The current architecture of leads that meet these needs can be summarized as a generally hollow structure that allows passage of a stylet or a guidewire, and includes components such as insulated current carrying conducting cables or “lines”, connected to mechanical electrodes for ensuring electrical conductivity, radiopacity, etc. These leads therefore require a complex assembly of a large number of parts, of associated wires and insulating elements, creating substantial risks of rupture given the long-term mechanical stresses they face.
Examples of such known leads are given in U.S. Pat. Nos. 5,246,014, 6,192,280, and 7,047,082.
One of the challenges in making suitable leads includes the management of stiffness gradients related to the mechanical components used, which strongly affect the implantability of the lead and its long term strength (fatigue endurance) properties.
In addition, to seal the inner lumen of the leads, for which the blood would degrade the performance during implantation and in the long term, valves and other complex devices are used, with significant associated risks.
Other difficulties may also arise in terms of fatigue of the assemblies. Indeed, any stiffness in a transition area is likely to induce a risk of fatigue, difficulty in sterilization because of the presence of areas that are difficult to access, and problems of mechanical strength at junctions of the conductors with the distal electrodes and with the proximal connector to the generator.
Moreover, the clinical trend in the field of implantable leads is to reduce their size to make them less invasive and easier to handle through the vessels.
The current size of implantable leads is typically on the order of 4 to 6 French (1.33 to 2 mm) in their active part, that is to say, the most distal end bearing the electrode(s)—even if the lead body, in the less distal end, uses conductors with a smaller diameter, for example, as described in U.S. Pat. No. 5,246,014 above, which, at the lead body, certainly includes a conductor the diameter of which does not exceed 1 French (0.33 mm), but the overall diameter of the distal end active part at the location of the screw anchor is several French. However, it is clear that reducing the size of the leads would increase their complexity and impose technical constraints generating risks.
On the other hand, such a reduction, to less than 2 French (0.66 mm), for example, would open up prospects for medical applications in various fields ranging from cardiology to neurology in the presence of a venous, arterial or lymphatic system such as the cerebral venous system or the coronary sinus venous system.
Today, the electrical stimulation technology has led to major advances in the field of neuromodulation and stimulating target areas of the brain to treat Parkinson's disease, epilepsy and other neurological diseases. One could imagine implementing this type of technology to address new areas difficult to reach today, by using small size stimulation leads, or “microleads”, having great strength to ensure long-term biostability. Such a technique would allow a less invasive approach to these therapies and an especially superior efficacy of treatments.
It would be possible to connect one or more microleads through the considered vessel network until the target location. Their implantation could be done, because of their small size, by today's guiding devices used in interventional neuro-radiology for the release of stents (spring coils) in the treatment of intracranial aneurysms.
======
REQUIRED ACTION 1: Copy from the passage on implantable leads the words from "Other difficulties may" up to and including "to the generator.".
REQUIRED ACTION 2: According to the passage on implantable leads, what is the typical current size of such leads in their active part?
REQUIRED ACTION 3:
For each statement, say whether it agrees with the passage on implantable leads, and quote the words that decide it.
(a) The clinical trend is to make implantable leads smaller.
(b) Valves used to seal the inner lumen of the leads carry no notable risk.
(c) Microleads could be implanted using guiding devices from interventional neuro-radiology.
======
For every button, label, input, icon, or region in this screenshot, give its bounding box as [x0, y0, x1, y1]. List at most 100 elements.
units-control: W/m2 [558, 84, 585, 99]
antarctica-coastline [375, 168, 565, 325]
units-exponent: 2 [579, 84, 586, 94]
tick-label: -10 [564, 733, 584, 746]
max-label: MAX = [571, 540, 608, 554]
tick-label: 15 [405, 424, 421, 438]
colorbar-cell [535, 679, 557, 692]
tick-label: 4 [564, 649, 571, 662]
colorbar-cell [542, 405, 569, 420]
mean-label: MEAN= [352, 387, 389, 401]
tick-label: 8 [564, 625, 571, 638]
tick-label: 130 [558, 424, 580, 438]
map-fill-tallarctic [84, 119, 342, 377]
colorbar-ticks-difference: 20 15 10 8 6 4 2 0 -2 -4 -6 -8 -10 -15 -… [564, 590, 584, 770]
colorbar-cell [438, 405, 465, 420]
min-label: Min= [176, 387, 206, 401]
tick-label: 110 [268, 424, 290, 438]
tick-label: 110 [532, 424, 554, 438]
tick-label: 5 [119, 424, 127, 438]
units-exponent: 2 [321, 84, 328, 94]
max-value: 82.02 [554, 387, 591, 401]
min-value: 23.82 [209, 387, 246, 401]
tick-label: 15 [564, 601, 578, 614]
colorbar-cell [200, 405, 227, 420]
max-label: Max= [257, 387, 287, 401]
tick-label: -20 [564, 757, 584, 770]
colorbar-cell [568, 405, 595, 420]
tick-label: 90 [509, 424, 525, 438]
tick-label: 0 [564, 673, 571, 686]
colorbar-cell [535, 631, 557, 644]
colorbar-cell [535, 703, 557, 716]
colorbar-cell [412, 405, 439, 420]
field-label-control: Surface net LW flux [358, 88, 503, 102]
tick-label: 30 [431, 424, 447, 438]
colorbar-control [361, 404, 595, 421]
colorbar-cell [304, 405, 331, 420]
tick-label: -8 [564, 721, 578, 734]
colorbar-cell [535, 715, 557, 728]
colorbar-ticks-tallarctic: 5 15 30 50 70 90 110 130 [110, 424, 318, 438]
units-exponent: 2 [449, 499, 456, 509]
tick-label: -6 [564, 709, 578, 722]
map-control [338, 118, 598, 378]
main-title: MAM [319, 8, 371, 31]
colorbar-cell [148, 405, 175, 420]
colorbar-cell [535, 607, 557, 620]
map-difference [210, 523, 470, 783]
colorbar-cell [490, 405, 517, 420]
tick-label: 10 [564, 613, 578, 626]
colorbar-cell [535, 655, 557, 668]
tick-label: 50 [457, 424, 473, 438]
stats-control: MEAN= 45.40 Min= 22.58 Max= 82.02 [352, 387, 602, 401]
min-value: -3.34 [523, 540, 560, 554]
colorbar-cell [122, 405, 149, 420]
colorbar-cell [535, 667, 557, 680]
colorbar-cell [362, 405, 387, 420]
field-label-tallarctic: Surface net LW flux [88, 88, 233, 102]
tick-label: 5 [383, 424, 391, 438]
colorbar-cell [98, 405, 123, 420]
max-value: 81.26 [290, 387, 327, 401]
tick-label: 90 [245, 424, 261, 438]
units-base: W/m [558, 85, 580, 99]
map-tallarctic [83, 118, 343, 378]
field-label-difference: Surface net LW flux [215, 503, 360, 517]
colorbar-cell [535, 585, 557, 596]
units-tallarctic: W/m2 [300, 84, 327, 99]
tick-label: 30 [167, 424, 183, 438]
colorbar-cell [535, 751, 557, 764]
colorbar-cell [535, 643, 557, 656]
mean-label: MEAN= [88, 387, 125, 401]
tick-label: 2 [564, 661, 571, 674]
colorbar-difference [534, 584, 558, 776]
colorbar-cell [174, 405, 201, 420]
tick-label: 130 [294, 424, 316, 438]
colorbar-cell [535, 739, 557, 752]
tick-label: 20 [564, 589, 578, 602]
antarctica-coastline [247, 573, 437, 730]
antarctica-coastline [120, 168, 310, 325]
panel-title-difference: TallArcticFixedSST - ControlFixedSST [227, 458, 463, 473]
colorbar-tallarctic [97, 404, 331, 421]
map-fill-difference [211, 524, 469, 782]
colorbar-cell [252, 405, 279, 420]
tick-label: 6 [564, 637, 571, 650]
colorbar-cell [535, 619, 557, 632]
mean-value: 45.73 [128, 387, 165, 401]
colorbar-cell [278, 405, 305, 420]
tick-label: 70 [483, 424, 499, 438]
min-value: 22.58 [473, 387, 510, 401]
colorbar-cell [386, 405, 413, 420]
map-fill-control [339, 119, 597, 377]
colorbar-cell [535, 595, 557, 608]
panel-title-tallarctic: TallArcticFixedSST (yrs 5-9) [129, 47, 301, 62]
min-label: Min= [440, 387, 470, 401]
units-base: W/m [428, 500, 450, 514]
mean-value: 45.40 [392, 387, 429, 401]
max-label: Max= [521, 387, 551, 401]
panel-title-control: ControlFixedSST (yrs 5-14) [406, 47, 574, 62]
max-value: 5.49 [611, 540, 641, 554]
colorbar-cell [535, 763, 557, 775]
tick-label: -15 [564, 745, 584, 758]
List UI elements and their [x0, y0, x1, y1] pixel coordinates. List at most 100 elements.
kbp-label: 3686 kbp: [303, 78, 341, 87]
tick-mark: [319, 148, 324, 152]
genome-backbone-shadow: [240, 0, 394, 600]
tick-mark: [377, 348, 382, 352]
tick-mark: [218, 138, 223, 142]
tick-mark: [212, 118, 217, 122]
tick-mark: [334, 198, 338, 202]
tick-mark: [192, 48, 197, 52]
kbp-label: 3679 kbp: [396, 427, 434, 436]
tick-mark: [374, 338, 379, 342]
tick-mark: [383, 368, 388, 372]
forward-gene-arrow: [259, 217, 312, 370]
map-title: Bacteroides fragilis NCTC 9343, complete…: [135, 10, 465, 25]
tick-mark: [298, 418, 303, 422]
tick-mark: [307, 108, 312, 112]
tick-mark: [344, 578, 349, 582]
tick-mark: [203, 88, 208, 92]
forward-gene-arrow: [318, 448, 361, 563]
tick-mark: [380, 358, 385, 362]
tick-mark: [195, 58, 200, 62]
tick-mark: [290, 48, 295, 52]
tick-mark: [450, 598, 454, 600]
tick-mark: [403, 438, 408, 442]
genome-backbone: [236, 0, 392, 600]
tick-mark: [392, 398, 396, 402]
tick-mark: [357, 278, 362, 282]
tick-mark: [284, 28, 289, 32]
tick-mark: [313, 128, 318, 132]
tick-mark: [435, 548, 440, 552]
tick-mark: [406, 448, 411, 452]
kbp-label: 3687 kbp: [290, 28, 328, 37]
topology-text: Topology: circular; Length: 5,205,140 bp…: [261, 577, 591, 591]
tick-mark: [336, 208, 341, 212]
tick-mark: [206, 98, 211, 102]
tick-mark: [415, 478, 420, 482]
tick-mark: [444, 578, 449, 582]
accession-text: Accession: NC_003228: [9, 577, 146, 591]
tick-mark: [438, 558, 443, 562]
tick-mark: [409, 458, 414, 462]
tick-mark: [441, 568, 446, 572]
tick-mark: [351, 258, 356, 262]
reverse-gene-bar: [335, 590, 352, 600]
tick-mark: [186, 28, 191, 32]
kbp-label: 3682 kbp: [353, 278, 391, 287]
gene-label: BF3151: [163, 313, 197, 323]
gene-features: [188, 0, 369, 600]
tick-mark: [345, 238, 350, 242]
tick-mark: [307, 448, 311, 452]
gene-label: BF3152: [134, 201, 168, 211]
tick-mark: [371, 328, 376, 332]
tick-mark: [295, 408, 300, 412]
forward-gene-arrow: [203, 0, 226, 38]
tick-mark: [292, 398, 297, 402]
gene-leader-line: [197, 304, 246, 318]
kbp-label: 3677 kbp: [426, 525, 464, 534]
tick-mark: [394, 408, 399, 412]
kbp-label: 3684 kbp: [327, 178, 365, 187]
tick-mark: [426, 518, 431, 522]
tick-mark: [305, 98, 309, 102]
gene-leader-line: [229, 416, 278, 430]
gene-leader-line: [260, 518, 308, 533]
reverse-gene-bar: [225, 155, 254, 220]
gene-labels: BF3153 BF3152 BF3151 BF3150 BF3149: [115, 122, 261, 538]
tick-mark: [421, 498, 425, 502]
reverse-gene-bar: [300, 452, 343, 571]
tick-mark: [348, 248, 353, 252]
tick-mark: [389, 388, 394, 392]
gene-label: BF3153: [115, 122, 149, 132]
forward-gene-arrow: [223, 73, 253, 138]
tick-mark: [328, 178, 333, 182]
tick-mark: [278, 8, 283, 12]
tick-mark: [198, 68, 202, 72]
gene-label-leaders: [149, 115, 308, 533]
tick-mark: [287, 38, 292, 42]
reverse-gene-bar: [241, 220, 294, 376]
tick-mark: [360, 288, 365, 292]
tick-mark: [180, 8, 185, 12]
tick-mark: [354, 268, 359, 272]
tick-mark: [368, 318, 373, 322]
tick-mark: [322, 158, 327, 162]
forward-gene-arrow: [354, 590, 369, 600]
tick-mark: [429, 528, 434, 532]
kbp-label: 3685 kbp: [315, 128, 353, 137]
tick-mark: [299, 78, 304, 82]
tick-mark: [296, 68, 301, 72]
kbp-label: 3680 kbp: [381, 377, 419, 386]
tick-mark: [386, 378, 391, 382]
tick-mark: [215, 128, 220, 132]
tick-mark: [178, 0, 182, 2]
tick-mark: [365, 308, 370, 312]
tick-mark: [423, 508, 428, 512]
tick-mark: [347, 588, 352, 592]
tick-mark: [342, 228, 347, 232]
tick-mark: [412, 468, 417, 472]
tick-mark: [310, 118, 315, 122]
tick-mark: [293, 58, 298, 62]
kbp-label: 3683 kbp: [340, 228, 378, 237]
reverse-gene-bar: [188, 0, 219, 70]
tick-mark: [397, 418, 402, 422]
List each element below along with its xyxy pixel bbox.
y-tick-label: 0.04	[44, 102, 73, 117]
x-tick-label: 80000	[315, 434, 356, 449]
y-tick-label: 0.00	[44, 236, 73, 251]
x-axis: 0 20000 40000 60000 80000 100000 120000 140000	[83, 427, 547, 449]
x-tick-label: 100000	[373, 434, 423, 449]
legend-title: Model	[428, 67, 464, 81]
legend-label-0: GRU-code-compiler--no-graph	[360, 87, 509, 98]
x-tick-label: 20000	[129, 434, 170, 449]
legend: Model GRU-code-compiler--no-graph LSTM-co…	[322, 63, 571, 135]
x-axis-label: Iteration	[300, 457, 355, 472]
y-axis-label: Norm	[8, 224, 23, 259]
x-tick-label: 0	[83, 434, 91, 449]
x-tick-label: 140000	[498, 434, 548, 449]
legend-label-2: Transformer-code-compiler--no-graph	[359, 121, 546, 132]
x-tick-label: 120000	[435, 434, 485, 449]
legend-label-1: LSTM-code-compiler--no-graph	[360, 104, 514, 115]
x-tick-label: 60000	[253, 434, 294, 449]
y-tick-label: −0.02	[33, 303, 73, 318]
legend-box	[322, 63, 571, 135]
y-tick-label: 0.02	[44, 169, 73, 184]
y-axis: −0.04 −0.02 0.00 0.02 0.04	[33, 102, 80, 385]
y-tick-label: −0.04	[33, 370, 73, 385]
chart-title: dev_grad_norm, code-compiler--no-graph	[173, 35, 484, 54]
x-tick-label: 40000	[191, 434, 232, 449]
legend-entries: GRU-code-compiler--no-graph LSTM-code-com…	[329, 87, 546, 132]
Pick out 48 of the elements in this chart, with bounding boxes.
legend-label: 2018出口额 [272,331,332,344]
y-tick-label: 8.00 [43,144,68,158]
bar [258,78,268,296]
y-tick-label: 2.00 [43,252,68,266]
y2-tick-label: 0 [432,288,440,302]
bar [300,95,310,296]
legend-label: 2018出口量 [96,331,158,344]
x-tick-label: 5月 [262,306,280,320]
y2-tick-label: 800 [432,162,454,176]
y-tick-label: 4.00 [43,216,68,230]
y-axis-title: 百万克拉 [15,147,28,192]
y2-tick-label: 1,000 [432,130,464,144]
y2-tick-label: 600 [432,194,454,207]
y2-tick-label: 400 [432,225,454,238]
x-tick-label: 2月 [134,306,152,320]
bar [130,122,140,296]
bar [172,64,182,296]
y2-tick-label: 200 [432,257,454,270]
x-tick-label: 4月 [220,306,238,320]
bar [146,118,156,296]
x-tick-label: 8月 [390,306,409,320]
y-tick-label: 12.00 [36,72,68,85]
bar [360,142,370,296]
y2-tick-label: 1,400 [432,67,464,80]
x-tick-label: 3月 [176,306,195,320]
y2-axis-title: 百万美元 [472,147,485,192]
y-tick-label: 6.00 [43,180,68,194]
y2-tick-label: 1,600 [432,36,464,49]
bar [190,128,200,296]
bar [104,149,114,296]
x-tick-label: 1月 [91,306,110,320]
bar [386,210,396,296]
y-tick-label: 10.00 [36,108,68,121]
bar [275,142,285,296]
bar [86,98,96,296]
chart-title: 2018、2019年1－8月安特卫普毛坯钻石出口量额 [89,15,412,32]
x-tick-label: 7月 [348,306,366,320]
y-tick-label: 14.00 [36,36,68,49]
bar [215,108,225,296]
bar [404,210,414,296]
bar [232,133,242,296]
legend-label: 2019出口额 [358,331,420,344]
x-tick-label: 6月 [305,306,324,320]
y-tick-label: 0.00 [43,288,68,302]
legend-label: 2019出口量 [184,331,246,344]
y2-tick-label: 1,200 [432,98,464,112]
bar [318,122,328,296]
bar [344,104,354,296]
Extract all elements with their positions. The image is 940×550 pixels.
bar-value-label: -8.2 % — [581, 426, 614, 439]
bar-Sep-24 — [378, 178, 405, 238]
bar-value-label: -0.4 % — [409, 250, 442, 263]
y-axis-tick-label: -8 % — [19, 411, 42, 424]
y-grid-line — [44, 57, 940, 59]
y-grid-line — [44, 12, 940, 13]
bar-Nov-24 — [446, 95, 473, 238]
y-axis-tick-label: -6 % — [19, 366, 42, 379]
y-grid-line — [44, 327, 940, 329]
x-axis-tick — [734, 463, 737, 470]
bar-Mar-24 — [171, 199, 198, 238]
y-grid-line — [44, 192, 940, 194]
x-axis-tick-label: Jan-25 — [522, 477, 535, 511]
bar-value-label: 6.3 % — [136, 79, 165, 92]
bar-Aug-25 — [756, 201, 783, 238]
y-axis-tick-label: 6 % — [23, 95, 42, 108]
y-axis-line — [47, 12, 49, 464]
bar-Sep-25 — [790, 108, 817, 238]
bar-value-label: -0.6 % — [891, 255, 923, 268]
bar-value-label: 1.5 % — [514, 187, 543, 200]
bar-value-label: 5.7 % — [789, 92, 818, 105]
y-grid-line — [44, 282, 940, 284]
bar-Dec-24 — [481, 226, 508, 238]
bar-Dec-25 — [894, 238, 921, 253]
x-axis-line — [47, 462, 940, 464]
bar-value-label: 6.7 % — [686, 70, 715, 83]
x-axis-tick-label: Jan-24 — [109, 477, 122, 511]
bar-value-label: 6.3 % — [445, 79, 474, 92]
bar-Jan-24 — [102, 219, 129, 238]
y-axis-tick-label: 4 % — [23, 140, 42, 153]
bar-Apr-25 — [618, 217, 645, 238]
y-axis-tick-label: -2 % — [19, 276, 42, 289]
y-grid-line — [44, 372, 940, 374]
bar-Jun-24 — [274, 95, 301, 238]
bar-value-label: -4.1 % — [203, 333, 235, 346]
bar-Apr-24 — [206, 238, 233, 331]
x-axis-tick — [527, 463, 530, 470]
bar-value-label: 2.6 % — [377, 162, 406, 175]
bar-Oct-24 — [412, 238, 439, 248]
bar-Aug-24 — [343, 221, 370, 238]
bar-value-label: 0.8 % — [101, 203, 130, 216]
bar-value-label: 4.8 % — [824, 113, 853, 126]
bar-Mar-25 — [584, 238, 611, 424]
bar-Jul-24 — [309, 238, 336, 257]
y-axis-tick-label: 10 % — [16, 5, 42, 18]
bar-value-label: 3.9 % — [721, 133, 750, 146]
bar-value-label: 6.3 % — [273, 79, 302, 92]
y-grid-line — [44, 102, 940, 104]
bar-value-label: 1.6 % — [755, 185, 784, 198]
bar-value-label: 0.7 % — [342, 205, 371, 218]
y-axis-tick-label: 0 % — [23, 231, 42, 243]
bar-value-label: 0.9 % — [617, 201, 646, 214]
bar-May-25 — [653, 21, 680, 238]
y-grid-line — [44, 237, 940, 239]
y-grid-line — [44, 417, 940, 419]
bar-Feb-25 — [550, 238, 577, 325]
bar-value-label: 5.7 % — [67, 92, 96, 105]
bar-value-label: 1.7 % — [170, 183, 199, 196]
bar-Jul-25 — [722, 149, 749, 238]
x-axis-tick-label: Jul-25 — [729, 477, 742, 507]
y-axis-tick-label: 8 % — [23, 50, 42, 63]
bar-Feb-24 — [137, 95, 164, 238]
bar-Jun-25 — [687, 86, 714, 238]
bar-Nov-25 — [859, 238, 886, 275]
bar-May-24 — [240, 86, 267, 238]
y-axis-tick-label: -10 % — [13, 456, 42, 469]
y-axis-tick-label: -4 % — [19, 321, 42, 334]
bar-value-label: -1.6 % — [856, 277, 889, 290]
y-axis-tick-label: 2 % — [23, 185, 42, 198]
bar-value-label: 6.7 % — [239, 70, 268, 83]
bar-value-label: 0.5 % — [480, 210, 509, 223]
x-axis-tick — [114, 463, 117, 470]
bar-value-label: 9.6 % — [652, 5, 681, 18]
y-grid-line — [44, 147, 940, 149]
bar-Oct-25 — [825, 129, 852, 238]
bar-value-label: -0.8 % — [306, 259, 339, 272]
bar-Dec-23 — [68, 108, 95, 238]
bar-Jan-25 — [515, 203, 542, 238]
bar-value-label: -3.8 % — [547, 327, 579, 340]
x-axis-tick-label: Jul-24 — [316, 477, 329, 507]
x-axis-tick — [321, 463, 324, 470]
======
SOLUTION 1:
Other difficulties may also arise in terms of fatigue of the assemblies. Indeed, any stiffness in a transition area is likely to induce a risk of fatigue, difficulty in sterilization because of the presence of areas that are difficult to access, and problems of mechanical strength at junctions of the conductors with the distal electrodes and with the proximal connector to the generator.

SOLUTION 2: 4 to 6 French (1.33 to 2 mm).

SOLUTION 3:
(a) Yes: "the clinical trend in the field of implantable leads is to reduce their size"
(b) No: "valves and other complex devices are used, with significant associated risks"
(c) Yes: "by today's guiding devices used in interventional neuro-radiology"